**PROVIDED DATA:**
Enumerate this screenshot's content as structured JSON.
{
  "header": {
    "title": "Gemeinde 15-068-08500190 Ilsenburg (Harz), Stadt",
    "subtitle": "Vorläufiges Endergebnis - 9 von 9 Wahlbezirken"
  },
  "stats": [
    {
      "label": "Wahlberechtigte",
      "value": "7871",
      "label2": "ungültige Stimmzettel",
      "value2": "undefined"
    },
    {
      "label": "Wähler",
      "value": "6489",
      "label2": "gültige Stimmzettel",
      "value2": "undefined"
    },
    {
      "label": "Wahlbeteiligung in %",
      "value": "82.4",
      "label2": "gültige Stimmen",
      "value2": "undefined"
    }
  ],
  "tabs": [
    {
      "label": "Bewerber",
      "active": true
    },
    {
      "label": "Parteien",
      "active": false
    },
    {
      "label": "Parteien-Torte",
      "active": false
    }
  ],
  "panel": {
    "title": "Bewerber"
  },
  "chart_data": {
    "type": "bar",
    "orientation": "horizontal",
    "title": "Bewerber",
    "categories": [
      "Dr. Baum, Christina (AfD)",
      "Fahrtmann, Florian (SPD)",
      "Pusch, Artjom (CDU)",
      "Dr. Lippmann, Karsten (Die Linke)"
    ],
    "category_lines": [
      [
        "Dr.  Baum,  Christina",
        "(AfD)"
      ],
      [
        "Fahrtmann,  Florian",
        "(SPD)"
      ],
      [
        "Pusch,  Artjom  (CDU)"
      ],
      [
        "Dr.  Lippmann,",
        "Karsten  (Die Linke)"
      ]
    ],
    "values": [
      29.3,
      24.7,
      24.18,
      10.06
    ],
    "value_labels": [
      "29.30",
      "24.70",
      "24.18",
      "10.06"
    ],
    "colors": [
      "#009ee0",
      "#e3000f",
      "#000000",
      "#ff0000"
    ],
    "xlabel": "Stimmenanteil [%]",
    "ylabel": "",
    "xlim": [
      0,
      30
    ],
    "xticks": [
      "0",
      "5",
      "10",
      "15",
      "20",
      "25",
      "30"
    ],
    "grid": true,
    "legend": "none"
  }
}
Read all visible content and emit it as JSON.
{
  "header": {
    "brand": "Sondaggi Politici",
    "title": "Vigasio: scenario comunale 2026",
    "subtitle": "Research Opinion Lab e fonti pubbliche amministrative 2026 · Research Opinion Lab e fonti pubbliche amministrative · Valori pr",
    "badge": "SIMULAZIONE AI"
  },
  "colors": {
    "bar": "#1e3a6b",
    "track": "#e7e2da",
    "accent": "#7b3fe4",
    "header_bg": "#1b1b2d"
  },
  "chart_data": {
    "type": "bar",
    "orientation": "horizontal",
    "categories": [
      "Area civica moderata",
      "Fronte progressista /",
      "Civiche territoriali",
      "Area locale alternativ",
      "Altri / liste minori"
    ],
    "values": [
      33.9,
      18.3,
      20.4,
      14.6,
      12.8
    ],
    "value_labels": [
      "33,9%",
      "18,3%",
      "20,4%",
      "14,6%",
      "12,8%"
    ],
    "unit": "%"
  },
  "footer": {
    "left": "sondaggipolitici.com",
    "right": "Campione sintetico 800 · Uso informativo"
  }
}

**WHAT YOU HAVE TO DO:** All of the material above needs to be retyped word for word.

**THE ANSWER:**
Enumerate this screenshot's content as structured JSON.
{
  "header": {
    "title": "Gemeinde 15-068-08500190 Ilsenburg (Harz), Stadt",
    "subtitle": "Vorläufiges Endergebnis - 9 von 9 Wahlbezirken"
  },
  "stats": [
    {
      "label": "Wahlberechtigte",
      "value": "7871",
      "label2": "ungültige Stimmzettel",
      "value2": "undefined"
    },
    {
      "label": "Wähler",
      "value": "6489",
      "label2": "gültige Stimmzettel",
      "value2": "undefined"
    },
    {
      "label": "Wahlbeteiligung in %",
      "value": "82.4",
      "label2": "gültige Stimmen",
      "value2": "undefined"
    }
  ],
  "tabs": [
    {
      "label": "Bewerber",
      "active": true
    },
    {
      "label": "Parteien",
      "active": false
    },
    {
      "label": "Parteien-Torte",
      "active": false
    }
  ],
  "panel": {
    "title": "Bewerber"
  },
  "chart_data": {
    "type": "bar",
    "orientation": "horizontal",
    "title": "Bewerber",
    "categories": [
      "Dr. Baum, Christina (AfD)",
      "Fahrtmann, Florian (SPD)",
      "Pusch, Artjom (CDU)",
      "Dr. Lippmann, Karsten (Die Linke)"
    ],
    "category_lines": [
      [
        "Dr.  Baum,  Christina",
        "(AfD)"
      ],
      [
        "Fahrtmann,  Florian",
        "(SPD)"
      ],
      [
        "Pusch,  Artjom  (CDU)"
      ],
      [
        "Dr.  Lippmann,",
        "Karsten  (Die Linke)"
      ]
    ],
    "values": [
      29.3,
      24.7,
      24.18,
      10.06
    ],
    "value_labels": [
      "29.30",
      "24.70",
      "24.18",
      "10.06"
    ],
    "colors": [
      "#009ee0",
      "#e3000f",
      "#000000",
      "#ff0000"
    ],
    "xlabel": "Stimmenanteil [%]",
    "ylabel": "",
    "xlim": [
      0,
      30
    ],
    "xticks": [
      "0",
      "5",
      "10",
      "15",
      "20",
      "25",
      "30"
    ],
    "grid": true,
    "legend": "none"
  }
}
Read all visible content and emit it as JSON.
{
  "header": {
    "brand": "Sondaggi Politici",
    "title": "Vigasio: scenario comunale 2026",
    "subtitle": "Research Opinion Lab e fonti pubbliche amministrative 2026 · Research Opinion Lab e fonti pubbliche amministrative · Valori pr",
    "badge": "SIMULAZIONE AI"
  },
  "colors": {
    "bar": "#1e3a6b",
    "track": "#e7e2da",
    "accent": "#7b3fe4",
    "header_bg": "#1b1b2d"
  },
  "chart_data": {
    "type": "bar",
    "orientation": "horizontal",
    "categories": [
      "Area civica moderata",
      "Fronte progressista /",
      "Civiche territoriali",
      "Area locale alternativ",
      "Altri / liste minori"
    ],
    "values": [
      33.9,
      18.3,
      20.4,
      14.6,
      12.8
    ],
    "value_labels": [
      "33,9%",
      "18,3%",
      "20,4%",
      "14,6%",
      "12,8%"
    ],
    "unit": "%"
  },
  "footer": {
    "left": "sondaggipolitici.com",
    "right": "Campione sintetico 800 · Uso informativo"
  }
}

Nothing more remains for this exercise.